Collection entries

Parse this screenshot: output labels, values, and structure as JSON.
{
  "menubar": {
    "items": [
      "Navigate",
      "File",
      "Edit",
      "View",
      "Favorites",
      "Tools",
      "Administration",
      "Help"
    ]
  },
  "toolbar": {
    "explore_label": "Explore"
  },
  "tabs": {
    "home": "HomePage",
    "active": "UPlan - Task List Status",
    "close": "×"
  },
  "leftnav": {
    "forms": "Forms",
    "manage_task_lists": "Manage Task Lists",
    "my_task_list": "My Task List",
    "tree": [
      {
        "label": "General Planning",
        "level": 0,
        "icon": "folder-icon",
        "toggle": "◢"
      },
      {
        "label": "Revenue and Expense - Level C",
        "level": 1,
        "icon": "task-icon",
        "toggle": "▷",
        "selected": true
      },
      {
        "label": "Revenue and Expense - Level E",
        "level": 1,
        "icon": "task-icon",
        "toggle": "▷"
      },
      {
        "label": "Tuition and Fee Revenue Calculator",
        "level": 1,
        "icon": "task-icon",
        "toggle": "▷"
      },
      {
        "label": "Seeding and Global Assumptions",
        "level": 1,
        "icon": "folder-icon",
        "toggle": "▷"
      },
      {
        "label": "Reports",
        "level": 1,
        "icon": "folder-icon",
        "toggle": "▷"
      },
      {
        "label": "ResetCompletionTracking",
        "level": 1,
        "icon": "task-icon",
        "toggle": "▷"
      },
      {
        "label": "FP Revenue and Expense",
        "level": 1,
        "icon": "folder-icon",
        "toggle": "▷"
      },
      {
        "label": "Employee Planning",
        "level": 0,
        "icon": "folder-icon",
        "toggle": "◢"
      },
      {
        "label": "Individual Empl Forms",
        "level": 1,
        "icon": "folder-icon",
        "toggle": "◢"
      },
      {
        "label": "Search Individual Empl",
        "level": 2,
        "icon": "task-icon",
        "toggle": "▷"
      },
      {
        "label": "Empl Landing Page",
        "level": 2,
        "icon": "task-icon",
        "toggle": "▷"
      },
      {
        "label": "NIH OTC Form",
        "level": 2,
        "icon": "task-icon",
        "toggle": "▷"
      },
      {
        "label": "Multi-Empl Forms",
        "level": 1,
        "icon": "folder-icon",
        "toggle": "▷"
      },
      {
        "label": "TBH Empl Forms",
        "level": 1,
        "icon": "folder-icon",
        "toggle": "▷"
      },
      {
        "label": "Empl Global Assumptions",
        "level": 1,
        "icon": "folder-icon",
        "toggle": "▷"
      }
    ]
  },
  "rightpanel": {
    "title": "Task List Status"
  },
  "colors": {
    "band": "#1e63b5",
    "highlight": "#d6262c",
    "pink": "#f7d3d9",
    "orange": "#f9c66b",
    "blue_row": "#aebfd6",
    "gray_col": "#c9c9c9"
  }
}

▶ _YOUR INSTRUCTIONS_
Provide solely the number of lines in the data that include the word "Individual".

▶ _SOLUTION_
2